EXERCISE DETAILS:
Say how many lines hold the string "this"; please write nothing but the number.

Records that describe figures:
<<<<

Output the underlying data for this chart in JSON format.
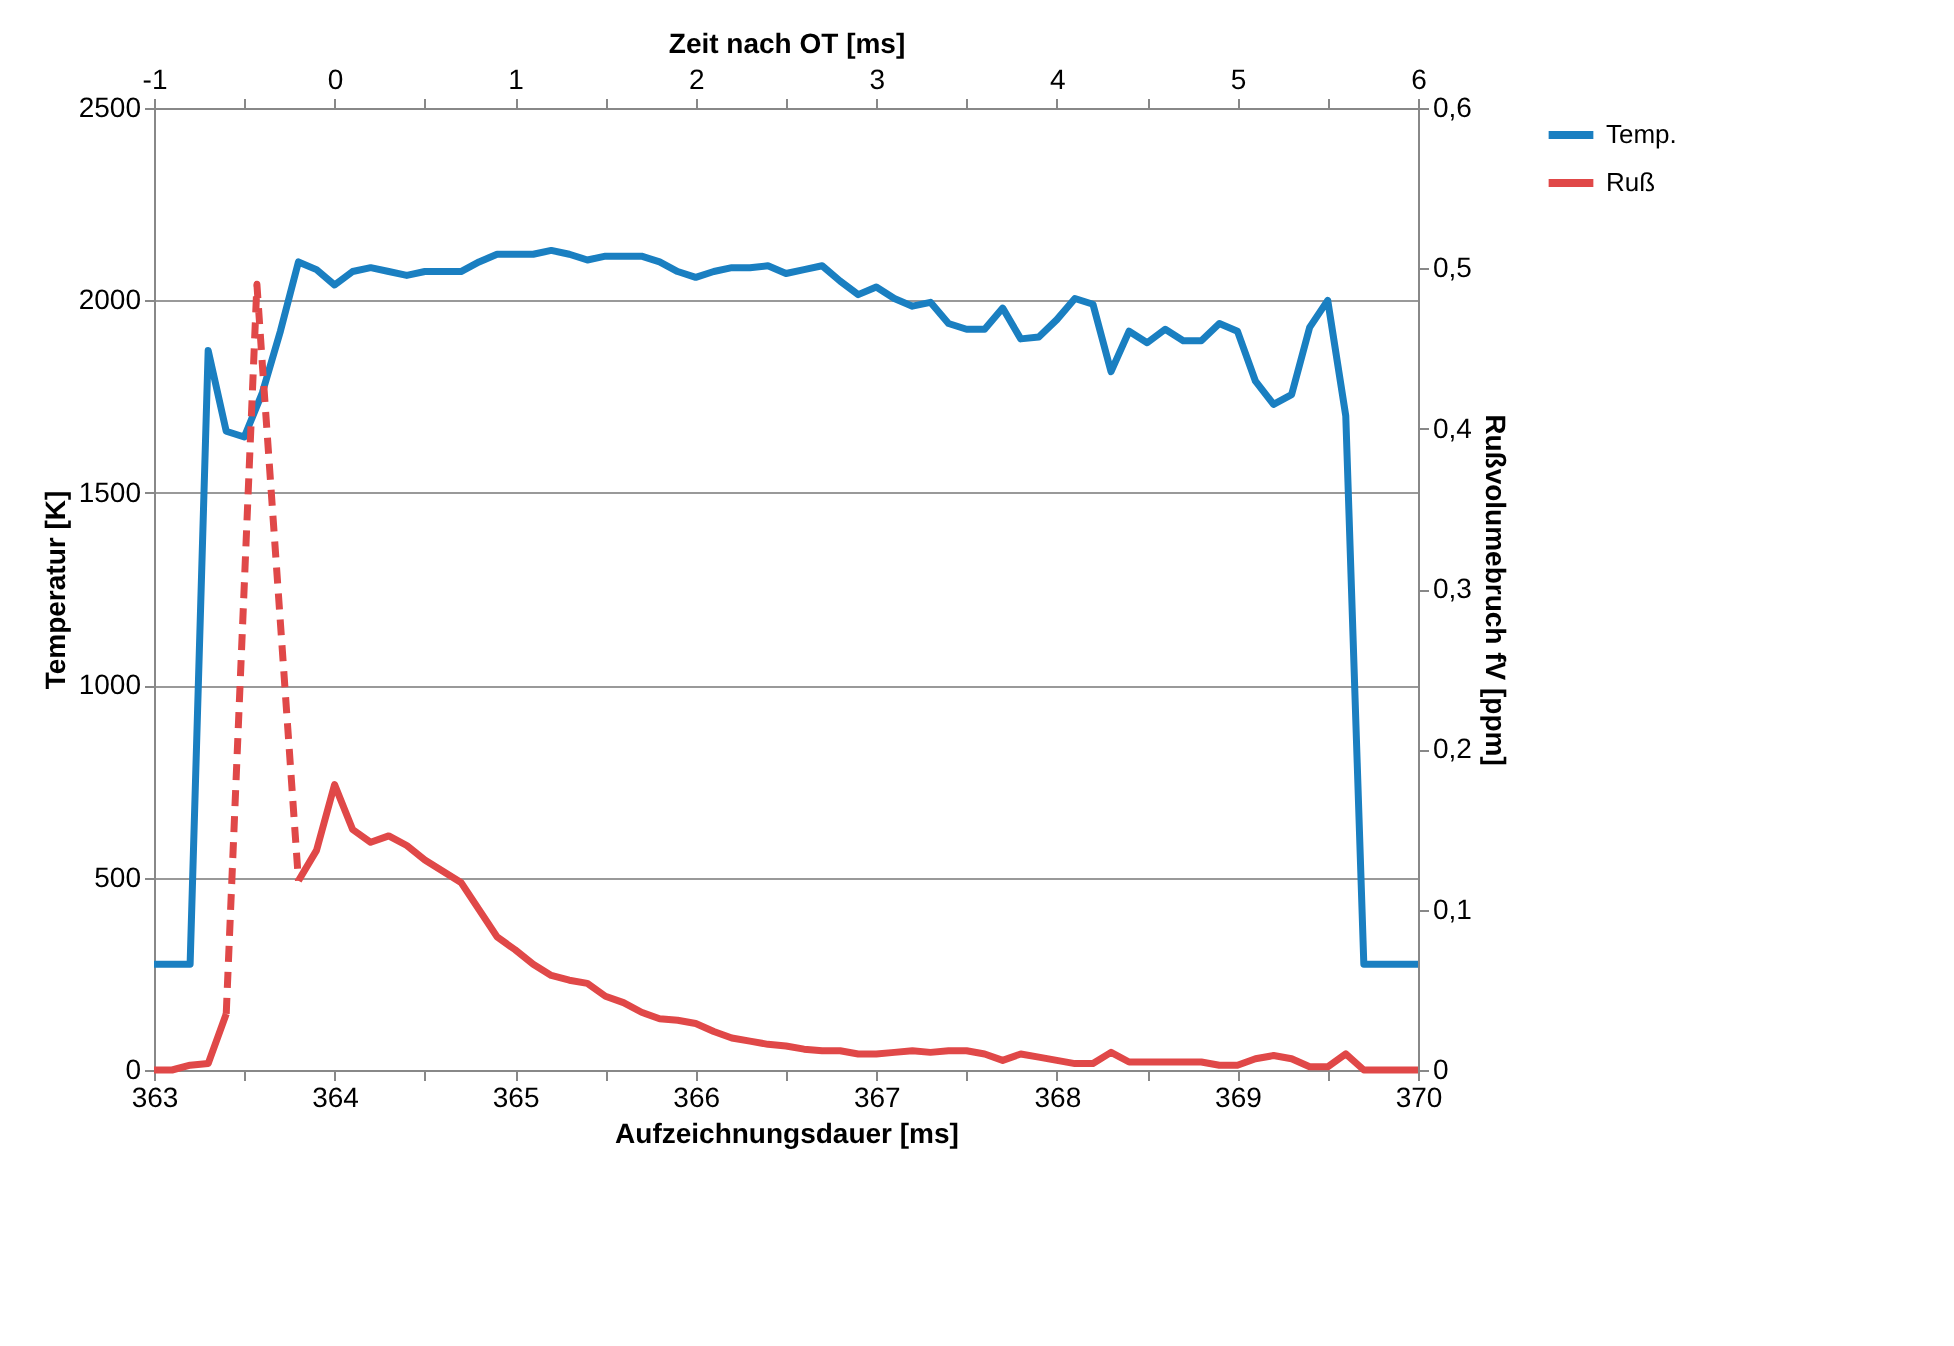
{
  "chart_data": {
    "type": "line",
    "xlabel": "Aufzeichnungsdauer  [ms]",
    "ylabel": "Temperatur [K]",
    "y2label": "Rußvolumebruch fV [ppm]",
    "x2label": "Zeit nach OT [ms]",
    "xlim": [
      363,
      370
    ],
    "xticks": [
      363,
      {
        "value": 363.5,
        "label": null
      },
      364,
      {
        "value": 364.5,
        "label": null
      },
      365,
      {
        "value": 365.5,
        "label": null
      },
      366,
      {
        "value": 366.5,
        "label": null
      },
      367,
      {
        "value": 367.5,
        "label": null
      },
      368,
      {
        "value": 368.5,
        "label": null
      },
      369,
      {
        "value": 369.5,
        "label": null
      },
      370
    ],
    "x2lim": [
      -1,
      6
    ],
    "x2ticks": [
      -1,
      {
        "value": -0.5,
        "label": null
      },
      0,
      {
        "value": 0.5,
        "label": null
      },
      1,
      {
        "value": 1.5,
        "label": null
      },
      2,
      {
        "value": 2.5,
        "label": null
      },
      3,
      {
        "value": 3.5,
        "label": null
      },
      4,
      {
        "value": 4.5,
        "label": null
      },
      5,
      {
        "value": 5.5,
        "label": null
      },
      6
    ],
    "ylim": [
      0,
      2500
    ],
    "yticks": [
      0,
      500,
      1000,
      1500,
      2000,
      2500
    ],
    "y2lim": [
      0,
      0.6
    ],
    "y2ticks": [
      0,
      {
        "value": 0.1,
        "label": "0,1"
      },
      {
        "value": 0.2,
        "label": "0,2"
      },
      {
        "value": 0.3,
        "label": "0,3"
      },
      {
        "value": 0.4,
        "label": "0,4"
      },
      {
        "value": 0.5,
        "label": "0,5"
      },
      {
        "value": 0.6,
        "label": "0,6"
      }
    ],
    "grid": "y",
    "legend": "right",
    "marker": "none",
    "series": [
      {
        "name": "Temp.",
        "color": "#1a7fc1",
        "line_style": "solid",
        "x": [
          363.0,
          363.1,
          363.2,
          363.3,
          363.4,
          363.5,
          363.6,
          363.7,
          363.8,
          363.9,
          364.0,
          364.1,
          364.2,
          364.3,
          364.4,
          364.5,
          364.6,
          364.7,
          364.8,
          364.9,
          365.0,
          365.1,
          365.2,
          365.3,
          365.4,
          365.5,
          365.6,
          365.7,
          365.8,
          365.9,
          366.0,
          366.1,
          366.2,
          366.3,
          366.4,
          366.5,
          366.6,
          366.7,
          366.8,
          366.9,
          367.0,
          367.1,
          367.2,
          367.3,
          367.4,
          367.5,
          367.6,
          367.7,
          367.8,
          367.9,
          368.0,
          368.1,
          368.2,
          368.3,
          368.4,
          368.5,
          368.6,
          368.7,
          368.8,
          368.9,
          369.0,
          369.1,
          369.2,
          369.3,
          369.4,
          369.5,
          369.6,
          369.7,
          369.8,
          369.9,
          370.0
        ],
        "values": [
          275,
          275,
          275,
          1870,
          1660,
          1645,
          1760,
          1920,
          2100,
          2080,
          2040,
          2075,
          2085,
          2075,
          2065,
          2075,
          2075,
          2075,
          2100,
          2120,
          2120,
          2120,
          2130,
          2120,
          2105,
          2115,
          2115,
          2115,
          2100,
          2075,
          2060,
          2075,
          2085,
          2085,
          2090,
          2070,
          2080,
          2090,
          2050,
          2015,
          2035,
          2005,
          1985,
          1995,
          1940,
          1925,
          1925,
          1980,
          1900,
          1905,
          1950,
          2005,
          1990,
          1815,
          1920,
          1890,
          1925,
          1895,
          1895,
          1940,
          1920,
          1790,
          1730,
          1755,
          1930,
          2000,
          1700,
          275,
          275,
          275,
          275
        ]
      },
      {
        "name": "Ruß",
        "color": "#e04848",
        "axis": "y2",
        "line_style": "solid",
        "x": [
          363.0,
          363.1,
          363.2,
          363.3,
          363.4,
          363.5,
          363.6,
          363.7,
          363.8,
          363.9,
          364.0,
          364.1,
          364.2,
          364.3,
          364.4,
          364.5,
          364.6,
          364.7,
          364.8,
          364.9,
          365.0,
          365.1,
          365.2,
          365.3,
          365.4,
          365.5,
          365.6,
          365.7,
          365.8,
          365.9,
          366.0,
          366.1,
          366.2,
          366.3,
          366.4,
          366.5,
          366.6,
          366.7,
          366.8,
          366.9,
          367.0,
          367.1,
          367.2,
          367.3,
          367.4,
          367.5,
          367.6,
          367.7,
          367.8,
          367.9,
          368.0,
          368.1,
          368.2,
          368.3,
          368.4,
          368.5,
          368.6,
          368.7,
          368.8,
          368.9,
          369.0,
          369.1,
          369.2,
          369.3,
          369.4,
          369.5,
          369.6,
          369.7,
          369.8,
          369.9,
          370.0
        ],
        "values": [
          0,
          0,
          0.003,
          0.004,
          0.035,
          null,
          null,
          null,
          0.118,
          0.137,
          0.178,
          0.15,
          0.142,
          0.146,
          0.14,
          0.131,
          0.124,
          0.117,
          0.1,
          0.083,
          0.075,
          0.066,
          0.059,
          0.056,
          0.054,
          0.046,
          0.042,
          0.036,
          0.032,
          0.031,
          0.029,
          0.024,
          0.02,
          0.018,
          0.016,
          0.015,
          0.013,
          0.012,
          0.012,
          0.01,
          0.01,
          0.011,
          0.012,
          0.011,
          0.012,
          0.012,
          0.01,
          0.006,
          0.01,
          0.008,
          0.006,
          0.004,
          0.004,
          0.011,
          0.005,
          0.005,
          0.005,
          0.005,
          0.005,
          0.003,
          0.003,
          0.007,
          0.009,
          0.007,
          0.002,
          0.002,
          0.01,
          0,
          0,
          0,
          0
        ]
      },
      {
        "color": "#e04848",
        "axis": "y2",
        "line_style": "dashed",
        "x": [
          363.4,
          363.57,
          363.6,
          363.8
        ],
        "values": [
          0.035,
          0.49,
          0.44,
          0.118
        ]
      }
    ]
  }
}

>>>>
<<<<

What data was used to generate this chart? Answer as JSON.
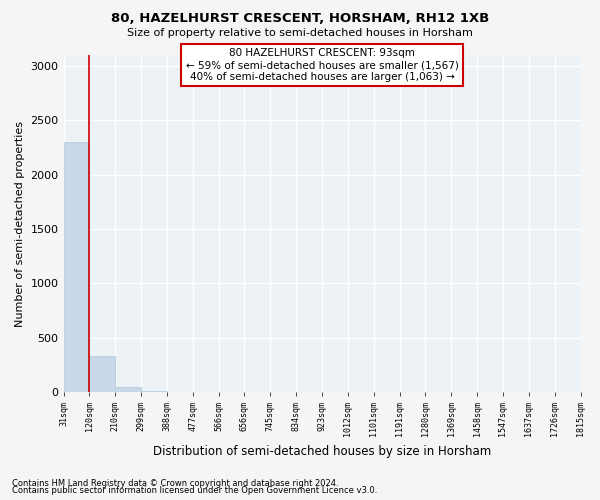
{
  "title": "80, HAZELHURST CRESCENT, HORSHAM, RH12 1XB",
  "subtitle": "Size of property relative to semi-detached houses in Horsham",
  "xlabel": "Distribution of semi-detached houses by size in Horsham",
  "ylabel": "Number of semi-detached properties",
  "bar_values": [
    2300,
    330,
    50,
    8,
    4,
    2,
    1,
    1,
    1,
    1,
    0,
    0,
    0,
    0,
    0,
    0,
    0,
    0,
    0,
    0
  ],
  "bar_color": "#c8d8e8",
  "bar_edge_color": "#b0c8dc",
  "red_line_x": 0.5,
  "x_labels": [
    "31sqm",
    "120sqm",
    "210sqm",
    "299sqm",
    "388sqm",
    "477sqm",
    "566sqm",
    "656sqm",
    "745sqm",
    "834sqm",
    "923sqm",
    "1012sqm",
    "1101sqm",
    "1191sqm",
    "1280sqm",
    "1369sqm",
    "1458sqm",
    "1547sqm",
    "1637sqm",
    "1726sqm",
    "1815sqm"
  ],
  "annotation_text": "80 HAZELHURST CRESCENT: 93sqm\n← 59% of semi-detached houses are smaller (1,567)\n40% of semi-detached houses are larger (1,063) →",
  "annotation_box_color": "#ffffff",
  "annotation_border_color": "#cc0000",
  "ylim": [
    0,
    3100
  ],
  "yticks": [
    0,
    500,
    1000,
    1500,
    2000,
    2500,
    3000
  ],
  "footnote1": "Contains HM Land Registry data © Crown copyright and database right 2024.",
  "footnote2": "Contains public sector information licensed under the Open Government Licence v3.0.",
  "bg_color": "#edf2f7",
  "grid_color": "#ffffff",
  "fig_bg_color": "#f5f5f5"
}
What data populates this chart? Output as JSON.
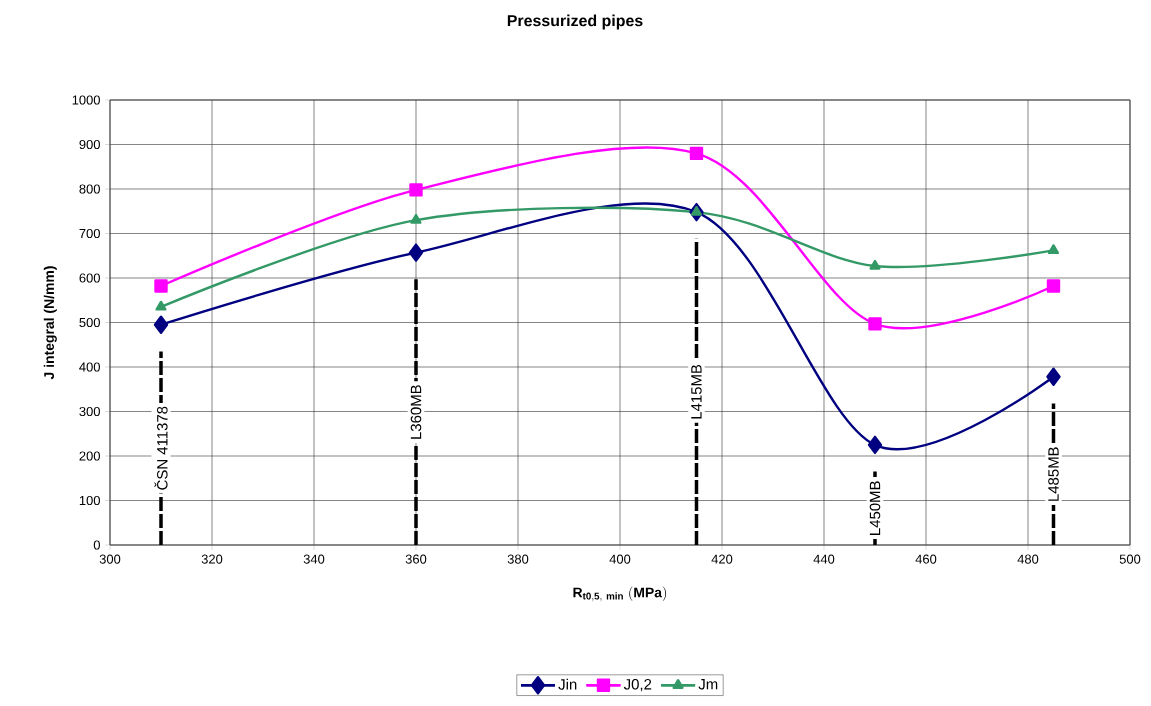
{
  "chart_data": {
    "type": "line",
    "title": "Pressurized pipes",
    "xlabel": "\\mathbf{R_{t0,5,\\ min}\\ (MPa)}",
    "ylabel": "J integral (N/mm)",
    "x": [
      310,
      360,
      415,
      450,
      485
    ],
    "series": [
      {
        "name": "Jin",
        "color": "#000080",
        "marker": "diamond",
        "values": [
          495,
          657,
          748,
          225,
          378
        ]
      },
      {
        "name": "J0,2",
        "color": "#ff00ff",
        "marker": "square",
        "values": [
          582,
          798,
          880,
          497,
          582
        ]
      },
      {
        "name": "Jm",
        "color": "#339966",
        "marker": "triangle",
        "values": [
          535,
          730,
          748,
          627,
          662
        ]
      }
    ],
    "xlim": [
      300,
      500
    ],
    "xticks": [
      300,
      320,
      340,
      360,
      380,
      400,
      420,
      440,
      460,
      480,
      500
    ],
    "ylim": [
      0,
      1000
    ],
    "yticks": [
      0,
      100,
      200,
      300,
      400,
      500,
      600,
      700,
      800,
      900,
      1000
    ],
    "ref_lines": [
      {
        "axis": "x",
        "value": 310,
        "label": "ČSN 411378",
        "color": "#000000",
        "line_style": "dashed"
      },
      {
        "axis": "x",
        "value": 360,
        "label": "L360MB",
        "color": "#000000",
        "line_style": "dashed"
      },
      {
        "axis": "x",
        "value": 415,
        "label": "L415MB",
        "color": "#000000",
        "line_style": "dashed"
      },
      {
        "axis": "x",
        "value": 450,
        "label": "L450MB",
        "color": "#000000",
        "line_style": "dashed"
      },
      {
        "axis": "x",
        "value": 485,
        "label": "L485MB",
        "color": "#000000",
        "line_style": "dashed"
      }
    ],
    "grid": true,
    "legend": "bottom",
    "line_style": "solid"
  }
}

>>>>

EXPECTED ANSWER:
3